▶ **TASK DIRECTIONS**
Each record below is to be reproduced without any change.
>> start
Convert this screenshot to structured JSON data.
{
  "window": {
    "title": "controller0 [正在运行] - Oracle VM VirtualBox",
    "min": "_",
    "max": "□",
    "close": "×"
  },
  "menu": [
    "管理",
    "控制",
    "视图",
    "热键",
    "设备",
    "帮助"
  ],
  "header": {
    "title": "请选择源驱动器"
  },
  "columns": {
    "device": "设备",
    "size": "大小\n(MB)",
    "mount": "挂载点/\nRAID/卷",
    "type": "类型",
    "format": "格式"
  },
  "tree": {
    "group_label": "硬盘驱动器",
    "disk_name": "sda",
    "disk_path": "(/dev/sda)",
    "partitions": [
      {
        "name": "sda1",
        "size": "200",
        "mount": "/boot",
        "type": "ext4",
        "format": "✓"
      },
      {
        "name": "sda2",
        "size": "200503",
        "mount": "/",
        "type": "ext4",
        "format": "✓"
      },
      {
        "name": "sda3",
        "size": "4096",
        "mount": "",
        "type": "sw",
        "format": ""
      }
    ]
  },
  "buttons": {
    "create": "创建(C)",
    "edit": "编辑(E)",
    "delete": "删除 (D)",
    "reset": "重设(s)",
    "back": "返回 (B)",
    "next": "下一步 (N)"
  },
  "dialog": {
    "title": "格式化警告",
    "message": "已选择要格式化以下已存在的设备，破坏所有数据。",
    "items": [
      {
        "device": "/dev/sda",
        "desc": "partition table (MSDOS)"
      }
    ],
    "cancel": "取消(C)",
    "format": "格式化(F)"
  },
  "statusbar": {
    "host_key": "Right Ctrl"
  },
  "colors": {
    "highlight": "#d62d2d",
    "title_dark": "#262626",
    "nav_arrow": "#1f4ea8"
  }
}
>> end
▶ **COMPLETE RESPONSE**
Convert this screenshot to structured JSON data.
{
  "window": {
    "title": "controller0 [正在运行] - Oracle VM VirtualBox",
    "min": "_",
    "max": "□",
    "close": "×"
  },
  "menu": [
    "管理",
    "控制",
    "视图",
    "热键",
    "设备",
    "帮助"
  ],
  "header": {
    "title": "请选择源驱动器"
  },
  "columns": {
    "device": "设备",
    "size": "大小\n(MB)",
    "mount": "挂载点/\nRAID/卷",
    "type": "类型",
    "format": "格式"
  },
  "tree": {
    "group_label": "硬盘驱动器",
    "disk_name": "sda",
    "disk_path": "(/dev/sda)",
    "partitions": [
      {
        "name": "sda1",
        "size": "200",
        "mount": "/boot",
        "type": "ext4",
        "format": "✓"
      },
      {
        "name": "sda2",
        "size": "200503",
        "mount": "/",
        "type": "ext4",
        "format": "✓"
      },
      {
        "name": "sda3",
        "size": "4096",
        "mount": "",
        "type": "sw",
        "format": ""
      }
    ]
  },
  "buttons": {
    "create": "创建(C)",
    "edit": "编辑(E)",
    "delete": "删除 (D)",
    "reset": "重设(s)",
    "back": "返回 (B)",
    "next": "下一步 (N)"
  },
  "dialog": {
    "title": "格式化警告",
    "message": "已选择要格式化以下已存在的设备，破坏所有数据。",
    "items": [
      {
        "device": "/dev/sda",
        "desc": "partition table (MSDOS)"
      }
    ],
    "cancel": "取消(C)",
    "format": "格式化(F)"
  },
  "statusbar": {
    "host_key": "Right Ctrl"
  },
  "colors": {
    "highlight": "#d62d2d",
    "title_dark": "#262626",
    "nav_arrow": "#1f4ea8"
  }
}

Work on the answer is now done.